▶ _EXERCISE REQUIREMENTS_
Find the lines with "text" in them and copy them out.

Dataset items
——————
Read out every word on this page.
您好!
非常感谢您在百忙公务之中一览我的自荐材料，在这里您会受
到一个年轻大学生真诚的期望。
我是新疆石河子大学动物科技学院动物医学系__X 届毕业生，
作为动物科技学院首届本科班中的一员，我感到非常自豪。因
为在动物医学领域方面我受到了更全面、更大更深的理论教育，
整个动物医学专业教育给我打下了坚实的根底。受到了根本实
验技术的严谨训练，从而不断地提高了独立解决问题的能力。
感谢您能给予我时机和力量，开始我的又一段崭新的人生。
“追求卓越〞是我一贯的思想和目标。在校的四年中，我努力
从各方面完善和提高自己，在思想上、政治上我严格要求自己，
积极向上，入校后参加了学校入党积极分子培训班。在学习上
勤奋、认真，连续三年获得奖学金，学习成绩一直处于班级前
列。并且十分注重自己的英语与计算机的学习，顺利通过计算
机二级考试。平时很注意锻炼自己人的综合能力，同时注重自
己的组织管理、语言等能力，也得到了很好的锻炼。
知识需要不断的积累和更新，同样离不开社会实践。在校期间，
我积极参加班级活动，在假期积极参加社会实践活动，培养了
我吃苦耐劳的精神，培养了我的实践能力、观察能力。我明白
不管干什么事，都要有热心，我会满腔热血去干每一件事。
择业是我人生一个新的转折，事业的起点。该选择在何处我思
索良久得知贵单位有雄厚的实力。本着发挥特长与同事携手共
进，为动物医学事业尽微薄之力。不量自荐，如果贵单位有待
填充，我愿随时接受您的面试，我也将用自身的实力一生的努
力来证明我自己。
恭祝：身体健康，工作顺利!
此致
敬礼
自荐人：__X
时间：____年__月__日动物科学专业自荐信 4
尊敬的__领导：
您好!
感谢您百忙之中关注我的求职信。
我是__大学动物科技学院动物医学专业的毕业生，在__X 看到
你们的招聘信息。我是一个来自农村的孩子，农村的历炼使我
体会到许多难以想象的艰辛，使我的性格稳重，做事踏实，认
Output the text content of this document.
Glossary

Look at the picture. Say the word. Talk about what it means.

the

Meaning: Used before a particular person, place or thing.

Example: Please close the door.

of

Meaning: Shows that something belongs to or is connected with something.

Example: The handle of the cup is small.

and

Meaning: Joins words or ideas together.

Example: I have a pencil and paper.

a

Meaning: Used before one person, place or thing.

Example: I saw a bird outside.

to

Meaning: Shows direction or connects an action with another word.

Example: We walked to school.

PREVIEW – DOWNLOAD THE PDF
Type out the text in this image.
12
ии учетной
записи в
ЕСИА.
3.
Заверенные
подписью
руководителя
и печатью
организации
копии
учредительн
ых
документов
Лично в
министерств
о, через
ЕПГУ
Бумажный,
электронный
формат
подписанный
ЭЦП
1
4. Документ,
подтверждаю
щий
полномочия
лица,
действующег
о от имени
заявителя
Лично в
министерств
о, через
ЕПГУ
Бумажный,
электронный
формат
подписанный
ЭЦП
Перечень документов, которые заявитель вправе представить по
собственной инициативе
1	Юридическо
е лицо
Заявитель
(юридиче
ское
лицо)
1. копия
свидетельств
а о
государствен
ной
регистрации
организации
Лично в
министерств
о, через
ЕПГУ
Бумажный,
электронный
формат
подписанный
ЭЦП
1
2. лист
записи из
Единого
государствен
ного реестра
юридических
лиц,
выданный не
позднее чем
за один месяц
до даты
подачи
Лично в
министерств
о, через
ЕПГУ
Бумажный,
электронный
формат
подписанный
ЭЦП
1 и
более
——————
▶ _RESULT OF THIS TASK_
Output the text content of this document.
Type out the text in this image.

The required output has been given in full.